__WRITTEN EXERCISE__.
Repeat the material in full. Keep every line exactly as it is.

__THE RECORDS__.

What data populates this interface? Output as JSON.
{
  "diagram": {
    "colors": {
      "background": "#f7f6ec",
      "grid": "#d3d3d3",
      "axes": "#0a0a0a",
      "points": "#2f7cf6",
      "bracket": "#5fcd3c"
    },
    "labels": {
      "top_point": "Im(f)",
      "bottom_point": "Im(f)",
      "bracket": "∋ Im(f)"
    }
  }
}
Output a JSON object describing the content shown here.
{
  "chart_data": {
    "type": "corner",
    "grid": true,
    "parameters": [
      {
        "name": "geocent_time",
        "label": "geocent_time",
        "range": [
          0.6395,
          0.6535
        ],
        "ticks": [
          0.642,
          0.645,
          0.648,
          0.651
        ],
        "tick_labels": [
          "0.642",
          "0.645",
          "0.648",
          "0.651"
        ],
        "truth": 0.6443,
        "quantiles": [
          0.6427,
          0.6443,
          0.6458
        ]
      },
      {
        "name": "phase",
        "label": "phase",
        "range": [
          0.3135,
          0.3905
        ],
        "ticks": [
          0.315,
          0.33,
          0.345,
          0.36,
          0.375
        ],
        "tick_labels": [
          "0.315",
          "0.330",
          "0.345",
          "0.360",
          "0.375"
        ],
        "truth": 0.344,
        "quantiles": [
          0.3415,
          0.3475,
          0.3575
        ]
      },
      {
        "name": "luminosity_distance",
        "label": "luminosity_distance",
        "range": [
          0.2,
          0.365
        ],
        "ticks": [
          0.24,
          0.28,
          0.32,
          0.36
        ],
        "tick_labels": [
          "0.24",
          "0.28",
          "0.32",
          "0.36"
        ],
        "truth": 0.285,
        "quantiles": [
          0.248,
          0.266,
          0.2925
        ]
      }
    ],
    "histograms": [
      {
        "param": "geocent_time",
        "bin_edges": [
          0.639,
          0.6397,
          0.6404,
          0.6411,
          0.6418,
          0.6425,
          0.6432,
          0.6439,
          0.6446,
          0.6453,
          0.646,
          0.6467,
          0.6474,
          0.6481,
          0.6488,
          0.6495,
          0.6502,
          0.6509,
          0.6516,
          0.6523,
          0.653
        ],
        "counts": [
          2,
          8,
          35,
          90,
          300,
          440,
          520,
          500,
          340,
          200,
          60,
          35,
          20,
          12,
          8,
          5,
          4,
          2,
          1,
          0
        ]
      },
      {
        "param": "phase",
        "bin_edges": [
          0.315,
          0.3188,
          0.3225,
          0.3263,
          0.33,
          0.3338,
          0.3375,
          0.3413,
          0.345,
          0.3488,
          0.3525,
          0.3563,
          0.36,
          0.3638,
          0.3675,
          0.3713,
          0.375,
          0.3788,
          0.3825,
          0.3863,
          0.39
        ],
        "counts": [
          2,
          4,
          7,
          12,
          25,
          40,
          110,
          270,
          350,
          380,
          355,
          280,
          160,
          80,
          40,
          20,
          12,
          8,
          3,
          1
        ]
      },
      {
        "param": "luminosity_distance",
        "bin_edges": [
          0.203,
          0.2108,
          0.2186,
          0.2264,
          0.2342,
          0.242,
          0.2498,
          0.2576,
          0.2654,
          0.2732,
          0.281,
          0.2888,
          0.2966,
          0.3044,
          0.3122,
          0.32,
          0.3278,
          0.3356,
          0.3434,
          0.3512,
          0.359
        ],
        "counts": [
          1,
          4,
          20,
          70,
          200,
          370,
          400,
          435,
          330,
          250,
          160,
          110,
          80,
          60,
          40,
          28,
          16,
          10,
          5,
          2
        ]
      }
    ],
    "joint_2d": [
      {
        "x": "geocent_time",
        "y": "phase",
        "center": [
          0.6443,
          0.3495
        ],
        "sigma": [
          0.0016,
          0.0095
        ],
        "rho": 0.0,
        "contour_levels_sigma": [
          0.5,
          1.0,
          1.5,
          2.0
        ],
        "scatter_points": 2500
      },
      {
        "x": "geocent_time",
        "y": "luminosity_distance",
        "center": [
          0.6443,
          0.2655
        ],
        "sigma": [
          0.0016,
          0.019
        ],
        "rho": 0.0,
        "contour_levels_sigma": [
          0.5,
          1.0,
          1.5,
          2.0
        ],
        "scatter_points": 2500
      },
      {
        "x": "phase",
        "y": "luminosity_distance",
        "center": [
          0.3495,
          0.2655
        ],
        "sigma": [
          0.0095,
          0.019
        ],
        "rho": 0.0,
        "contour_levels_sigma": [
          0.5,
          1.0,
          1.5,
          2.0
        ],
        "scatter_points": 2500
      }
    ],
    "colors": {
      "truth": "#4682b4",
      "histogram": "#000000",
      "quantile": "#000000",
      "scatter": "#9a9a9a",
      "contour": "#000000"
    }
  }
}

__ANSWER TO THIS PROBLEM__.
What data populates this interface? Output as JSON.
{
  "diagram": {
    "colors": {
      "background": "#f7f6ec",
      "grid": "#d3d3d3",
      "axes": "#0a0a0a",
      "points": "#2f7cf6",
      "bracket": "#5fcd3c"
    },
    "labels": {
      "top_point": "Im(f)",
      "bottom_point": "Im(f)",
      "bracket": "∋ Im(f)"
    }
  }
}
Output a JSON object describing the content shown here.
{
  "chart_data": {
    "type": "corner",
    "grid": true,
    "parameters": [
      {
        "name": "geocent_time",
        "label": "geocent_time",
        "range": [
          0.6395,
          0.6535
        ],
        "ticks": [
          0.642,
          0.645,
          0.648,
          0.651
        ],
        "tick_labels": [
          "0.642",
          "0.645",
          "0.648",
          "0.651"
        ],
        "truth": 0.6443,
        "quantiles": [
          0.6427,
          0.6443,
          0.6458
        ]
      },
      {
        "name": "phase",
        "label": "phase",
        "range": [
          0.3135,
          0.3905
        ],
        "ticks": [
          0.315,
          0.33,
          0.345,
          0.36,
          0.375
        ],
        "tick_labels": [
          "0.315",
          "0.330",
          "0.345",
          "0.360",
          "0.375"
        ],
        "truth": 0.344,
        "quantiles": [
          0.3415,
          0.3475,
          0.3575
        ]
      },
      {
        "name": "luminosity_distance",
        "label": "luminosity_distance",
        "range": [
          0.2,
          0.365
        ],
        "ticks": [
          0.24,
          0.28,
          0.32,
          0.36
        ],
        "tick_labels": [
          "0.24",
          "0.28",
          "0.32",
          "0.36"
        ],
        "truth": 0.285,
        "quantiles": [
          0.248,
          0.266,
          0.2925
        ]
      }
    ],
    "histograms": [
      {
        "param": "geocent_time",
        "bin_edges": [
          0.639,
          0.6397,
          0.6404,
          0.6411,
          0.6418,
          0.6425,
          0.6432,
          0.6439,
          0.6446,
          0.6453,
          0.646,
          0.6467,
          0.6474,
          0.6481,
          0.6488,
          0.6495,
          0.6502,
          0.6509,
          0.6516,
          0.6523,
          0.653
        ],
        "counts": [
          2,
          8,
          35,
          90,
          300,
          440,
          520,
          500,
          340,
          200,
          60,
          35,
          20,
          12,
          8,
          5,
          4,
          2,
          1,
          0
        ]
      },
      {
        "param": "phase",
        "bin_edges": [
          0.315,
          0.3188,
          0.3225,
          0.3263,
          0.33,
          0.3338,
          0.3375,
          0.3413,
          0.345,
          0.3488,
          0.3525,
          0.3563,
          0.36,
          0.3638,
          0.3675,
          0.3713,
          0.375,
          0.3788,
          0.3825,
          0.3863,
          0.39
        ],
        "counts": [
          2,
          4,
          7,
          12,
          25,
          40,
          110,
          270,
          350,
          380,
          355,
          280,
          160,
          80,
          40,
          20,
          12,
          8,
          3,
          1
        ]
      },
      {
        "param": "luminosity_distance",
        "bin_edges": [
          0.203,
          0.2108,
          0.2186,
          0.2264,
          0.2342,
          0.242,
          0.2498,
          0.2576,
          0.2654,
          0.2732,
          0.281,
          0.2888,
          0.2966,
          0.3044,
          0.3122,
          0.32,
          0.3278,
          0.3356,
          0.3434,
          0.3512,
          0.359
        ],
        "counts": [
          1,
          4,
          20,
          70,
          200,
          370,
          400,
          435,
          330,
          250,
          160,
          110,
          80,
          60,
          40,
          28,
          16,
          10,
          5,
          2
        ]
      }
    ],
    "joint_2d": [
      {
        "x": "geocent_time",
        "y": "phase",
        "center": [
          0.6443,
          0.3495
        ],
        "sigma": [
          0.0016,
          0.0095
        ],
        "rho": 0.0,
        "contour_levels_sigma": [
          0.5,
          1.0,
          1.5,
          2.0
        ],
        "scatter_points": 2500
      },
      {
        "x": "geocent_time",
        "y": "luminosity_distance",
        "center": [
          0.6443,
          0.2655
        ],
        "sigma": [
          0.0016,
          0.019
        ],
        "rho": 0.0,
        "contour_levels_sigma": [
          0.5,
          1.0,
          1.5,
          2.0
        ],
        "scatter_points": 2500
      },
      {
        "x": "phase",
        "y": "luminosity_distance",
        "center": [
          0.3495,
          0.2655
        ],
        "sigma": [
          0.0095,
          0.019
        ],
        "rho": 0.0,
        "contour_levels_sigma": [
          0.5,
          1.0,
          1.5,
          2.0
        ],
        "scatter_points": 2500
      }
    ],
    "colors": {
      "truth": "#4682b4",
      "histogram": "#000000",
      "quantile": "#000000",
      "scatter": "#9a9a9a",
      "contour": "#000000"
    }
  }
}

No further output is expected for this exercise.